Task prompt =>
Every entry below should be printed exactly, without its images.

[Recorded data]
** BEGIN **
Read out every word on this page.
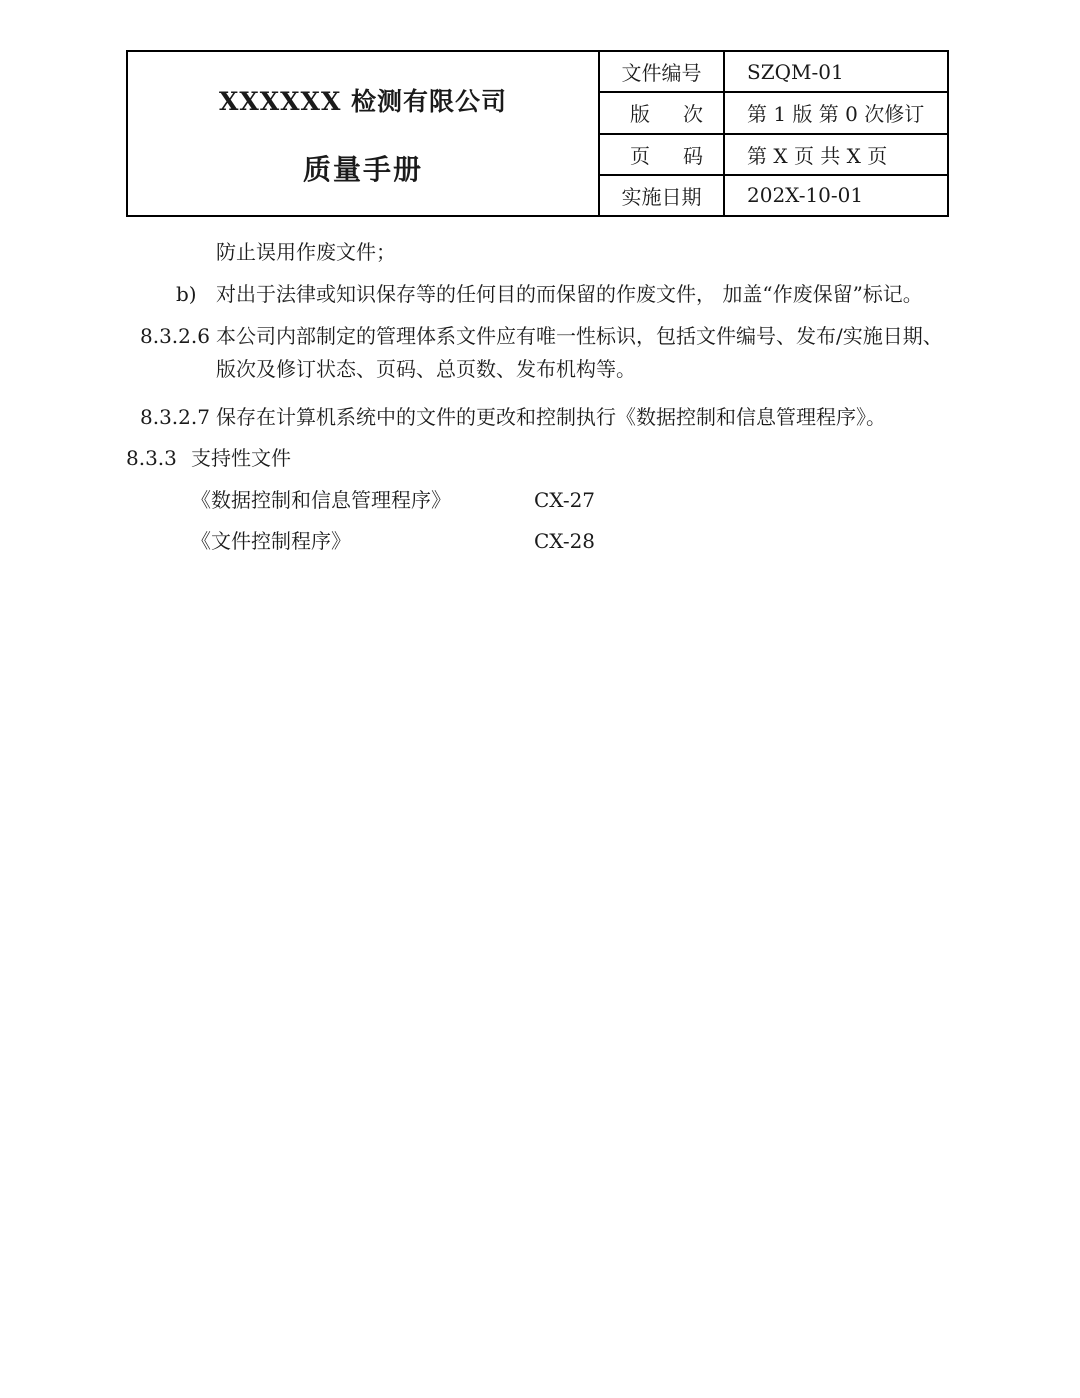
XXXXXX 检测有限公司
质量手册
文件编号	SZQM-01
版 次	第 1 版 第 0 次修订
页 码	第 X 页 共 X 页
实施日期	202X-10-01
防止误用作废文件；
b) 对出于法律或知识保存等的任何目的而保留的作废文件， 加盖“作废保留”标记。
8.3.2.6 本公司内部制定的管理体系文件应有唯一性标识，包括文件编号、发布/实施日期、
版次及修订状态、页码、总页数、发布机构等。
8.3.2.7 保存在计算机系统中的文件的更改和控制执行《数据控制和信息管理程序》。
8.3.3 支持性文件
《数据控制和信息管理程序》	CX-27
《文件控制程序》	CX-28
** END **
Exercise response =>
Read out every word on this page.
XXXXXX 检测有限公司
质量手册
文件编号	SZQM-01
版 次	第 1 版 第 0 次修订
页 码	第 X 页 共 X 页
实施日期	202X-10-01
防止误用作废文件；
b) 对出于法律或知识保存等的任何目的而保留的作废文件， 加盖“作废保留”标记。
8.3.2.6 本公司内部制定的管理体系文件应有唯一性标识，包括文件编号、发布/实施日期、
版次及修订状态、页码、总页数、发布机构等。
8.3.2.7 保存在计算机系统中的文件的更改和控制执行《数据控制和信息管理程序》。
8.3.3 支持性文件
《数据控制和信息管理程序》	CX-27
《文件控制程序》	CX-28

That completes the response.